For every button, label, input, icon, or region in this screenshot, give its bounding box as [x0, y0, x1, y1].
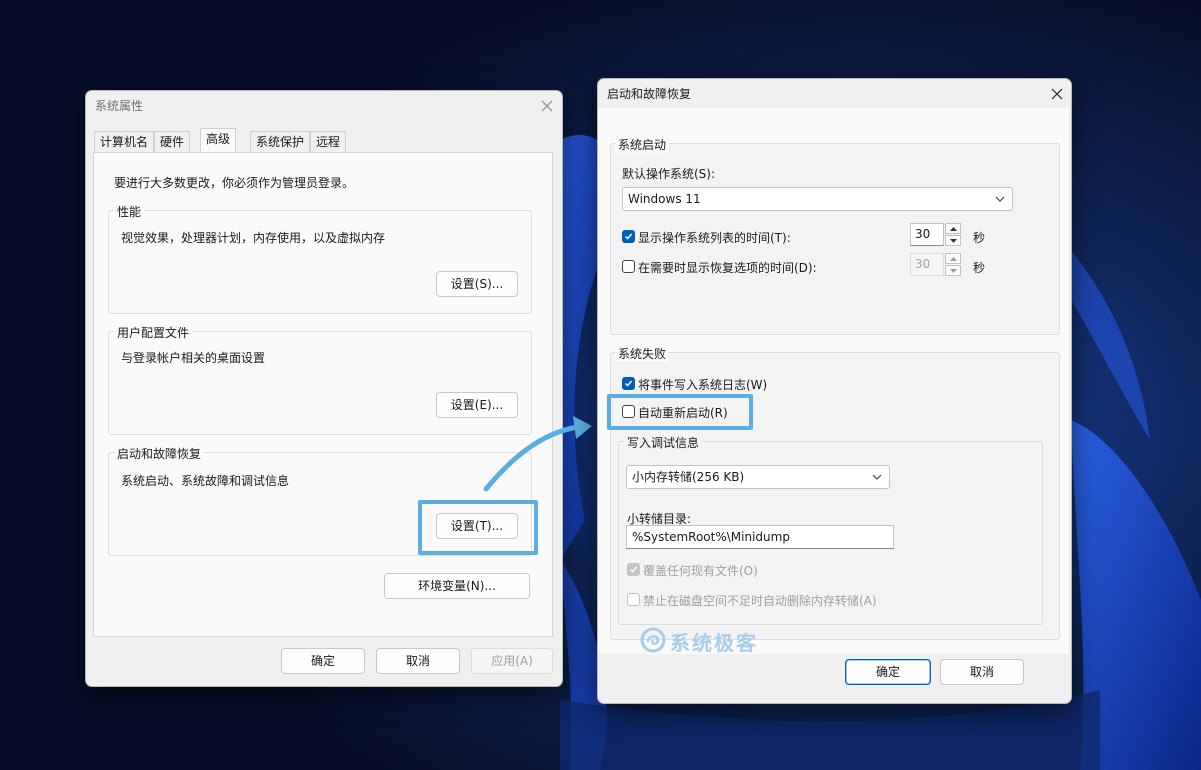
tab-label: 计算机名 [100, 135, 149, 149]
show-recovery-seconds-input[interactable]: 30 [910, 253, 944, 276]
tab-computer-name[interactable]: 计算机名 [94, 131, 155, 153]
performance-settings-button[interactable]: 设置(S)... [436, 271, 518, 297]
default-os-select[interactable]: Windows 11 [622, 187, 1013, 211]
group-label-system-failure: 系统失败 [615, 345, 670, 362]
close-button[interactable] [536, 95, 558, 117]
show-recovery-label: 在需要时显示恢复选项的时间(D): [638, 261, 817, 275]
tab-label: 远程 [316, 135, 341, 149]
system-properties-titlebar[interactable]: 系统属性 [86, 91, 562, 121]
group-label-system-startup: 系统启动 [615, 136, 670, 153]
select-value: Windows 11 [628, 192, 701, 206]
dialog-title: 启动和故障恢复 [607, 87, 692, 101]
tab-label: 高级 [206, 132, 231, 146]
overwrite-checkbox[interactable] [627, 563, 640, 576]
chevron-up-icon [950, 227, 957, 231]
pointer-arrow-icon [483, 416, 592, 492]
startup-recovery-titlebar[interactable]: 启动和故障恢复 [598, 79, 1071, 109]
spin-down-button[interactable] [945, 235, 961, 246]
ok-button[interactable]: 确定 [281, 648, 365, 674]
write-event-checkbox[interactable] [622, 377, 635, 390]
spin-up-button[interactable] [945, 253, 961, 264]
disable-auto-delete-label: 禁止在磁盘空间不足时自动删除内存转储(A) [643, 594, 877, 608]
dump-type-select[interactable]: 小内存转储(256 KB) [626, 465, 890, 489]
admin-notice: 要进行大多数更改，你必须作为管理员登录。 [114, 176, 355, 190]
show-os-list-spinner[interactable] [945, 223, 961, 246]
performance-group [108, 210, 532, 314]
environment-variables-button[interactable]: 环境变量(N)... [384, 573, 530, 599]
performance-description: 视觉效果，处理器计划，内存使用，以及虚拟内存 [121, 231, 386, 245]
chevron-down-icon [995, 196, 1005, 202]
cancel-button[interactable]: 取消 [940, 659, 1024, 685]
group-label-performance: 性能 [114, 203, 145, 220]
tab-system-protection[interactable]: 系统保护 [250, 131, 311, 153]
chevron-down-icon [950, 239, 957, 243]
check-icon [629, 566, 638, 573]
chevron-up-icon [950, 257, 957, 261]
seconds-unit-label: 秒 [973, 231, 986, 245]
user-profiles-group [108, 331, 532, 435]
cancel-button[interactable]: 取消 [376, 648, 460, 674]
close-icon [541, 100, 553, 112]
close-button[interactable] [1046, 83, 1068, 105]
show-recovery-spinner[interactable] [945, 253, 961, 276]
highlight-box-settings [418, 500, 538, 555]
group-label-debug-info: 写入调试信息 [624, 434, 703, 451]
sysgeek-logo-icon [640, 627, 666, 653]
write-event-label: 将事件写入系统日志(W) [638, 378, 768, 392]
select-value: 小内存转储(256 KB) [632, 470, 745, 484]
group-label-startup-recovery: 启动和故障恢复 [114, 445, 205, 462]
spin-up-button[interactable] [945, 223, 961, 234]
ok-button[interactable]: 确定 [845, 659, 931, 685]
seconds-unit-label: 秒 [973, 261, 986, 275]
overwrite-label: 覆盖任何现有文件(O) [643, 564, 758, 578]
user-profiles-description: 与登录帐户相关的桌面设置 [121, 351, 266, 365]
chevron-down-icon [872, 474, 882, 480]
spin-down-button[interactable] [945, 265, 961, 276]
close-icon [1051, 88, 1063, 100]
tab-label: 硬件 [160, 135, 185, 149]
tab-advanced[interactable]: 高级 [200, 128, 237, 152]
show-recovery-checkbox[interactable] [622, 260, 635, 273]
tab-label: 系统保护 [256, 135, 305, 149]
tab-remote[interactable]: 远程 [310, 131, 347, 153]
show-os-list-checkbox[interactable] [622, 230, 635, 243]
dump-dir-input[interactable]: %SystemRoot%\Minidump [626, 525, 894, 549]
startup-recovery-description: 系统启动、系统故障和调试信息 [121, 474, 290, 488]
show-os-list-seconds-input[interactable]: 30 [910, 223, 944, 246]
tab-hardware[interactable]: 硬件 [154, 131, 191, 153]
highlight-box-auto-restart [607, 394, 753, 430]
watermark-text: 系统极客 [670, 631, 758, 655]
disable-auto-delete-checkbox[interactable] [627, 593, 640, 606]
check-icon [624, 233, 633, 240]
apply-button[interactable]: 应用(A) [471, 648, 553, 674]
check-icon [624, 380, 633, 387]
group-label-user-profiles: 用户配置文件 [114, 324, 193, 341]
show-os-list-label: 显示操作系统列表的时间(T): [638, 231, 791, 245]
dialog-title: 系统属性 [95, 99, 144, 113]
chevron-down-icon [950, 269, 957, 273]
default-os-label: 默认操作系统(S): [622, 167, 716, 181]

Exercise brief ::
Reproduce all of the data above line for line, with nothing changed except that the pictures are left out.

Solution for this exercise ::
For every button, label, input, icon, or region in this screenshot, give its bounding box as [x0, y0, x1, y1].
tab-label: 计算机名 [100, 135, 149, 149]
show-recovery-seconds-input[interactable]: 30 [910, 253, 944, 276]
tab-computer-name[interactable]: 计算机名 [94, 131, 155, 153]
performance-settings-button[interactable]: 设置(S)... [436, 271, 518, 297]
default-os-select[interactable]: Windows 11 [622, 187, 1013, 211]
group-label-system-failure: 系统失败 [615, 345, 670, 362]
close-button[interactable] [536, 95, 558, 117]
show-recovery-label: 在需要时显示恢复选项的时间(D): [638, 261, 817, 275]
tab-label: 远程 [316, 135, 341, 149]
system-properties-titlebar[interactable]: 系统属性 [86, 91, 562, 121]
group-label-system-startup: 系统启动 [615, 136, 670, 153]
select-value: Windows 11 [628, 192, 701, 206]
dialog-title: 启动和故障恢复 [607, 87, 692, 101]
tab-label: 高级 [206, 132, 231, 146]
overwrite-checkbox[interactable] [627, 563, 640, 576]
chevron-up-icon [950, 227, 957, 231]
pointer-arrow-icon [483, 416, 592, 492]
startup-recovery-titlebar[interactable]: 启动和故障恢复 [598, 79, 1071, 109]
spin-down-button[interactable] [945, 235, 961, 246]
ok-button[interactable]: 确定 [281, 648, 365, 674]
write-event-checkbox[interactable] [622, 377, 635, 390]
spin-up-button[interactable] [945, 253, 961, 264]
disable-auto-delete-label: 禁止在磁盘空间不足时自动删除内存转储(A) [643, 594, 877, 608]
dump-type-select[interactable]: 小内存转储(256 KB) [626, 465, 890, 489]
admin-notice: 要进行大多数更改，你必须作为管理员登录。 [114, 176, 355, 190]
show-os-list-spinner[interactable] [945, 223, 961, 246]
performance-group [108, 210, 532, 314]
environment-variables-button[interactable]: 环境变量(N)... [384, 573, 530, 599]
performance-description: 视觉效果，处理器计划，内存使用，以及虚拟内存 [121, 231, 386, 245]
chevron-down-icon [995, 196, 1005, 202]
cancel-button[interactable]: 取消 [940, 659, 1024, 685]
group-label-performance: 性能 [114, 203, 145, 220]
tab-system-protection[interactable]: 系统保护 [250, 131, 311, 153]
chevron-down-icon [950, 239, 957, 243]
check-icon [629, 566, 638, 573]
chevron-up-icon [950, 257, 957, 261]
seconds-unit-label: 秒 [973, 231, 986, 245]
user-profiles-group [108, 331, 532, 435]
cancel-button[interactable]: 取消 [376, 648, 460, 674]
close-icon [541, 100, 553, 112]
close-button[interactable] [1046, 83, 1068, 105]
show-recovery-spinner[interactable] [945, 253, 961, 276]
highlight-box-settings [418, 500, 538, 555]
group-label-debug-info: 写入调试信息 [624, 434, 703, 451]
sysgeek-logo-icon [640, 627, 666, 653]
write-event-label: 将事件写入系统日志(W) [638, 378, 768, 392]
select-value: 小内存转储(256 KB) [632, 470, 745, 484]
group-label-startup-recovery: 启动和故障恢复 [114, 445, 205, 462]
spin-up-button[interactable] [945, 223, 961, 234]
ok-button[interactable]: 确定 [845, 659, 931, 685]
seconds-unit-label: 秒 [973, 261, 986, 275]
overwrite-label: 覆盖任何现有文件(O) [643, 564, 758, 578]
user-profiles-description: 与登录帐户相关的桌面设置 [121, 351, 266, 365]
chevron-down-icon [872, 474, 882, 480]
spin-down-button[interactable] [945, 265, 961, 276]
close-icon [1051, 88, 1063, 100]
tab-label: 硬件 [160, 135, 185, 149]
tab-advanced[interactable]: 高级 [200, 128, 237, 152]
show-recovery-checkbox[interactable] [622, 260, 635, 273]
tab-label: 系统保护 [256, 135, 305, 149]
tab-remote[interactable]: 远程 [310, 131, 347, 153]
show-os-list-checkbox[interactable] [622, 230, 635, 243]
dump-dir-input[interactable]: %SystemRoot%\Minidump [626, 525, 894, 549]
startup-recovery-description: 系统启动、系统故障和调试信息 [121, 474, 290, 488]
show-os-list-seconds-input[interactable]: 30 [910, 223, 944, 246]
tab-hardware[interactable]: 硬件 [154, 131, 191, 153]
highlight-box-auto-restart [607, 394, 753, 430]
watermark-text: 系统极客 [670, 631, 758, 655]
disable-auto-delete-checkbox[interactable] [627, 593, 640, 606]
check-icon [624, 233, 633, 240]
apply-button[interactable]: 应用(A) [471, 648, 553, 674]
check-icon [624, 380, 633, 387]
group-label-user-profiles: 用户配置文件 [114, 324, 193, 341]
show-os-list-label: 显示操作系统列表的时间(T): [638, 231, 791, 245]
dialog-title: 系统属性 [95, 99, 144, 113]
chevron-down-icon [950, 269, 957, 273]
default-os-label: 默认操作系统(S): [622, 167, 716, 181]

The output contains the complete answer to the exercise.